(Items listed in a dataset)
>> Start
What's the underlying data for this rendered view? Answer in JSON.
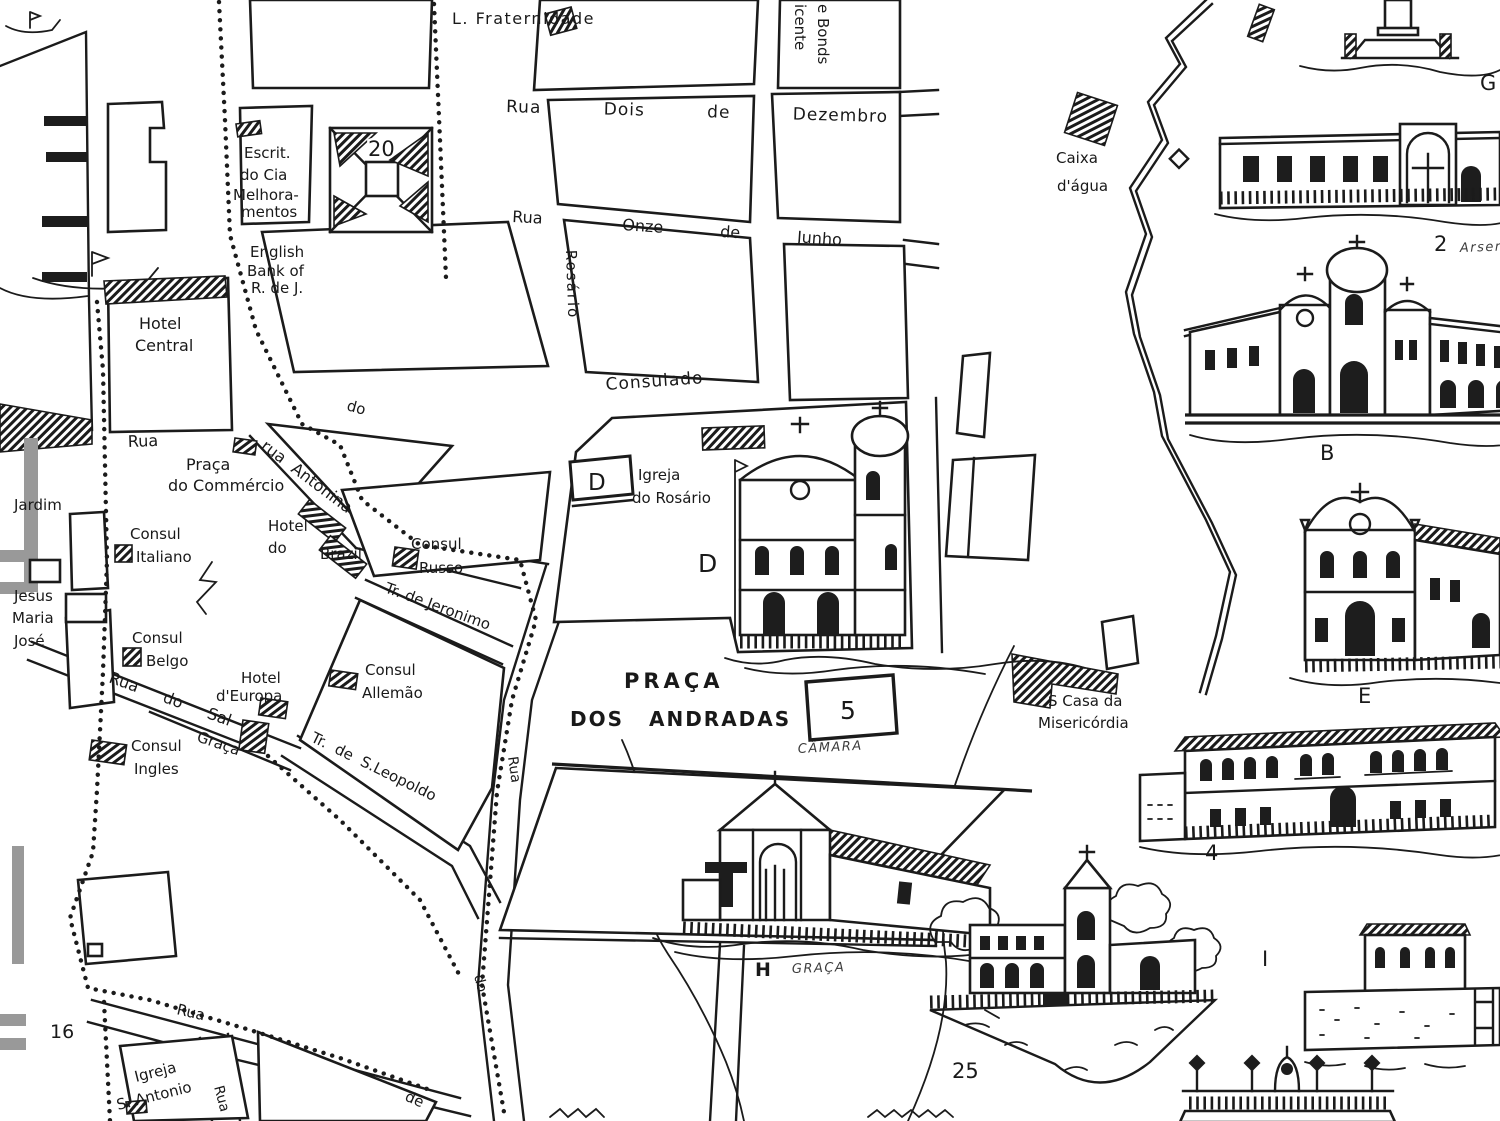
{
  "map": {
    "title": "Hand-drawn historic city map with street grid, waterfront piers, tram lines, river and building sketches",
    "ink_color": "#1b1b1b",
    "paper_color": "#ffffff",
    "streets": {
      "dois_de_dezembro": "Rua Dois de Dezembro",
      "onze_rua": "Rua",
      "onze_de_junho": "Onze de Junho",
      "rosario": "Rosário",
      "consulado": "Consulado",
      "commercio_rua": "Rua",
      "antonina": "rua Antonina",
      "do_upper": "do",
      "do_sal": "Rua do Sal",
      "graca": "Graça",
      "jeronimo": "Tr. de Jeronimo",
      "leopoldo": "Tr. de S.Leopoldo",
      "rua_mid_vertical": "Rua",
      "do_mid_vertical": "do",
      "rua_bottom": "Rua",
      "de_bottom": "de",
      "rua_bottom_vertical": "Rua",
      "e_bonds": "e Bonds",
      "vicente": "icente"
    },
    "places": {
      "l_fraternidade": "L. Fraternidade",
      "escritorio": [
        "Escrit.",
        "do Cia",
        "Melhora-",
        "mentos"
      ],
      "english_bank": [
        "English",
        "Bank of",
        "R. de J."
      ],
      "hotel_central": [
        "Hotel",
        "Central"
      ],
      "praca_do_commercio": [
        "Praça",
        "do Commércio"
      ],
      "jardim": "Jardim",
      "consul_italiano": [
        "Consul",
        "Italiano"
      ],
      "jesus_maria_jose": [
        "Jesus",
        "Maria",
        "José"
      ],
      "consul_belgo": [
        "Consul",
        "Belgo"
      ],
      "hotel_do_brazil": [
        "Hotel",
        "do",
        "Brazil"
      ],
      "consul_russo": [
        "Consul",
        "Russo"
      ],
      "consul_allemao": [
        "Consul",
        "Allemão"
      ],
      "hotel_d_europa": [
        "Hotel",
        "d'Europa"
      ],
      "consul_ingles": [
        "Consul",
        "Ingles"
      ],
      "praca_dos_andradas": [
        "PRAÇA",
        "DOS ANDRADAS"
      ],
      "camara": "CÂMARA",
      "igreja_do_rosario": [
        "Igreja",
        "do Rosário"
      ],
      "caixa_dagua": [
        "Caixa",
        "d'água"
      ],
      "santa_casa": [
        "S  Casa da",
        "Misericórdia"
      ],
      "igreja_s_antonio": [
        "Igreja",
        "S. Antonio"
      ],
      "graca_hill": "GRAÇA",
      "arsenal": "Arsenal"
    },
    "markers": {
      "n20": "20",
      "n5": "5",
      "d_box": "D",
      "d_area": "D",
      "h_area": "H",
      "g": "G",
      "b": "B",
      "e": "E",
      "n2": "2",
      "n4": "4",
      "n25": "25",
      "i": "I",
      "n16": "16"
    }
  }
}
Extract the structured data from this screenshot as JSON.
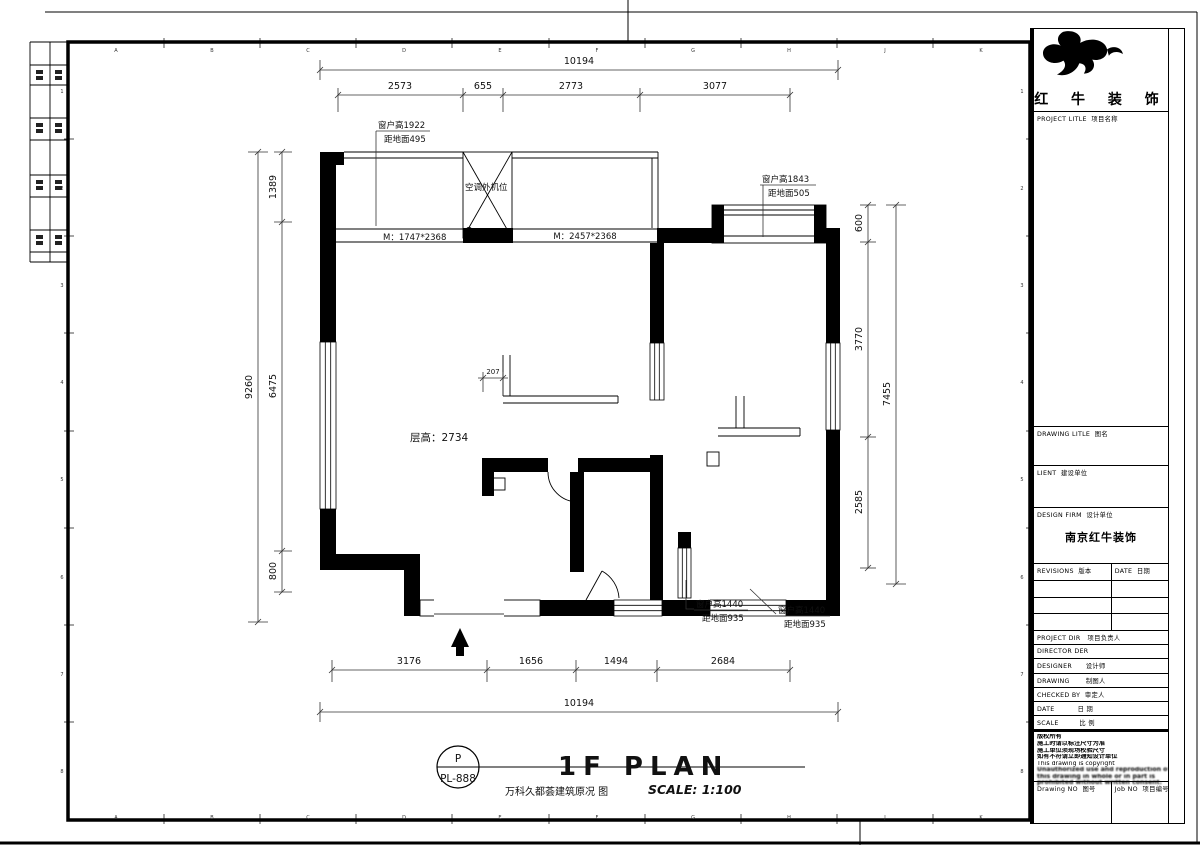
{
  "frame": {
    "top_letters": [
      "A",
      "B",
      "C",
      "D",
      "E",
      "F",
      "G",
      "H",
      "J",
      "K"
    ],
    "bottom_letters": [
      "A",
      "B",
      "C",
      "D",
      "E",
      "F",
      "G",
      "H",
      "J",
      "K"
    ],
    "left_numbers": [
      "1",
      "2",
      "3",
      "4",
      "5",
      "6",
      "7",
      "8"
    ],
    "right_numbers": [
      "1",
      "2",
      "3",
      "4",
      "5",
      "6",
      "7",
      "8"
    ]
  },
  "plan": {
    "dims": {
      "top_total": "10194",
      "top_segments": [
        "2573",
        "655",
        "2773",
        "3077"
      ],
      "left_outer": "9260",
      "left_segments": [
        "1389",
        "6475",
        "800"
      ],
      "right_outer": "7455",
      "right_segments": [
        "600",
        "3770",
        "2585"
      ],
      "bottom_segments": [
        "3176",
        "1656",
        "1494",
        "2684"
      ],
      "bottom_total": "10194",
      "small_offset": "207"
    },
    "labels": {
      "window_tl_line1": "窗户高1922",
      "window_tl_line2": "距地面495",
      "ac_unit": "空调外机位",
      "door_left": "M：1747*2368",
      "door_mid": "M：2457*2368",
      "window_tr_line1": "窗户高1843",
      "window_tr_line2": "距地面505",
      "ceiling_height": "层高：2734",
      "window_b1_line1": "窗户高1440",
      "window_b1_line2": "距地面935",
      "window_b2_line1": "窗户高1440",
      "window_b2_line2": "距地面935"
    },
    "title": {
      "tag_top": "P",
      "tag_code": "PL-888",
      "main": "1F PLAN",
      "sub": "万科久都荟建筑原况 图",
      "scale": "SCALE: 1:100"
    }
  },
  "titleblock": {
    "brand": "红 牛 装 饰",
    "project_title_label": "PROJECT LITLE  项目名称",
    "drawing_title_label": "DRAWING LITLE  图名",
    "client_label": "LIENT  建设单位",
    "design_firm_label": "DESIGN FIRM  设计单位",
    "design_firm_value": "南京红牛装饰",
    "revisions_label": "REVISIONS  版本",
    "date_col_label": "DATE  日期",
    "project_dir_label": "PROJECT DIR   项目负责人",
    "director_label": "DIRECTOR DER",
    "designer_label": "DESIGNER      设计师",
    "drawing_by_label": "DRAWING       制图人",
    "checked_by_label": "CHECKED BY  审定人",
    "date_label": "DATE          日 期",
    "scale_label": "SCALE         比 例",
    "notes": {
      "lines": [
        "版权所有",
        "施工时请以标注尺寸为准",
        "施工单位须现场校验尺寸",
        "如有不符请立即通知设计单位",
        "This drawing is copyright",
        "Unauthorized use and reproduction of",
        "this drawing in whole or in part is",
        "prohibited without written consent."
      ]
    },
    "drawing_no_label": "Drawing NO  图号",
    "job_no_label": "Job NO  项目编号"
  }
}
>> End
(TASK PROMPT) Repeat the material above verbatim, with no pictures in the output.

(EXERCISE RESPONSE)
What's the underlying data for this rendered view? Answer in JSON.
{
  "map": {
    "title": "Hand-drawn historic city map with street grid, waterfront piers, tram lines, river and building sketches",
    "ink_color": "#1b1b1b",
    "paper_color": "#ffffff",
    "streets": {
      "dois_de_dezembro": "Rua Dois de Dezembro",
      "onze_rua": "Rua",
      "onze_de_junho": "Onze de Junho",
      "rosario": "Rosário",
      "consulado": "Consulado",
      "commercio_rua": "Rua",
      "antonina": "rua Antonina",
      "do_upper": "do",
      "do_sal": "Rua do Sal",
      "graca": "Graça",
      "jeronimo": "Tr. de Jeronimo",
      "leopoldo": "Tr. de S.Leopoldo",
      "rua_mid_vertical": "Rua",
      "do_mid_vertical": "do",
      "rua_bottom": "Rua",
      "de_bottom": "de",
      "rua_bottom_vertical": "Rua",
      "e_bonds": "e Bonds",
      "vicente": "icente"
    },
    "places": {
      "l_fraternidade": "L. Fraternidade",
      "escritorio": [
        "Escrit.",
        "do Cia",
        "Melhora-",
        "mentos"
      ],
      "english_bank": [
        "English",
        "Bank of",
        "R. de J."
      ],
      "hotel_central": [
        "Hotel",
        "Central"
      ],
      "praca_do_commercio": [
        "Praça",
        "do Commércio"
      ],
      "jardim": "Jardim",
      "consul_italiano": [
        "Consul",
        "Italiano"
      ],
      "jesus_maria_jose": [
        "Jesus",
        "Maria",
        "José"
      ],
      "consul_belgo": [
        "Consul",
        "Belgo"
      ],
      "hotel_do_brazil": [
        "Hotel",
        "do",
        "Brazil"
      ],
      "consul_russo": [
        "Consul",
        "Russo"
      ],
      "consul_allemao": [
        "Consul",
        "Allemão"
      ],
      "hotel_d_europa": [
        "Hotel",
        "d'Europa"
      ],
      "consul_ingles": [
        "Consul",
        "Ingles"
      ],
      "praca_dos_andradas": [
        "PRAÇA",
        "DOS ANDRADAS"
      ],
      "camara": "CÂMARA",
      "igreja_do_rosario": [
        "Igreja",
        "do Rosário"
      ],
      "caixa_dagua": [
        "Caixa",
        "d'água"
      ],
      "santa_casa": [
        "S  Casa da",
        "Misericórdia"
      ],
      "igreja_s_antonio": [
        "Igreja",
        "S. Antonio"
      ],
      "graca_hill": "GRAÇA",
      "arsenal": "Arsenal"
    },
    "markers": {
      "n20": "20",
      "n5": "5",
      "d_box": "D",
      "d_area": "D",
      "h_area": "H",
      "g": "G",
      "b": "B",
      "e": "E",
      "n2": "2",
      "n4": "4",
      "n25": "25",
      "i": "I",
      "n16": "16"
    }
  }
}
Extract the structured data from this screenshot as JSON.
{
  "frame": {
    "top_letters": [
      "A",
      "B",
      "C",
      "D",
      "E",
      "F",
      "G",
      "H",
      "J",
      "K"
    ],
    "bottom_letters": [
      "A",
      "B",
      "C",
      "D",
      "E",
      "F",
      "G",
      "H",
      "J",
      "K"
    ],
    "left_numbers": [
      "1",
      "2",
      "3",
      "4",
      "5",
      "6",
      "7",
      "8"
    ],
    "right_numbers": [
      "1",
      "2",
      "3",
      "4",
      "5",
      "6",
      "7",
      "8"
    ]
  },
  "plan": {
    "dims": {
      "top_total": "10194",
      "top_segments": [
        "2573",
        "655",
        "2773",
        "3077"
      ],
      "left_outer": "9260",
      "left_segments": [
        "1389",
        "6475",
        "800"
      ],
      "right_outer": "7455",
      "right_segments": [
        "600",
        "3770",
        "2585"
      ],
      "bottom_segments": [
        "3176",
        "1656",
        "1494",
        "2684"
      ],
      "bottom_total": "10194",
      "small_offset": "207"
    },
    "labels": {
      "window_tl_line1": "窗户高1922",
      "window_tl_line2": "距地面495",
      "ac_unit": "空调外机位",
      "door_left": "M：1747*2368",
      "door_mid": "M：2457*2368",
      "window_tr_line1": "窗户高1843",
      "window_tr_line2": "距地面505",
      "ceiling_height": "层高：2734",
      "window_b1_line1": "窗户高1440",
      "window_b1_line2": "距地面935",
      "window_b2_line1": "窗户高1440",
      "window_b2_line2": "距地面935"
    },
    "title": {
      "tag_top": "P",
      "tag_code": "PL-888",
      "main": "1F PLAN",
      "sub": "万科久都荟建筑原况 图",
      "scale": "SCALE: 1:100"
    }
  },
  "titleblock": {
    "brand": "红 牛 装 饰",
    "project_title_label": "PROJECT LITLE  项目名称",
    "drawing_title_label": "DRAWING LITLE  图名",
    "client_label": "LIENT  建设单位",
    "design_firm_label": "DESIGN FIRM  设计单位",
    "design_firm_value": "南京红牛装饰",
    "revisions_label": "REVISIONS  版本",
    "date_col_label": "DATE  日期",
    "project_dir_label": "PROJECT DIR   项目负责人",
    "director_label": "DIRECTOR DER",
    "designer_label": "DESIGNER      设计师",
    "drawing_by_label": "DRAWING       制图人",
    "checked_by_label": "CHECKED BY  审定人",
    "date_label": "DATE          日 期",
    "scale_label": "SCALE         比 例",
    "notes": {
      "lines": [
        "版权所有",
        "施工时请以标注尺寸为准",
        "施工单位须现场校验尺寸",
        "如有不符请立即通知设计单位",
        "This drawing is copyright",
        "Unauthorized use and reproduction of",
        "this drawing in whole or in part is",
        "prohibited without written consent."
      ]
    },
    "drawing_no_label": "Drawing NO  图号",
    "job_no_label": "Job NO  项目编号"
  }
}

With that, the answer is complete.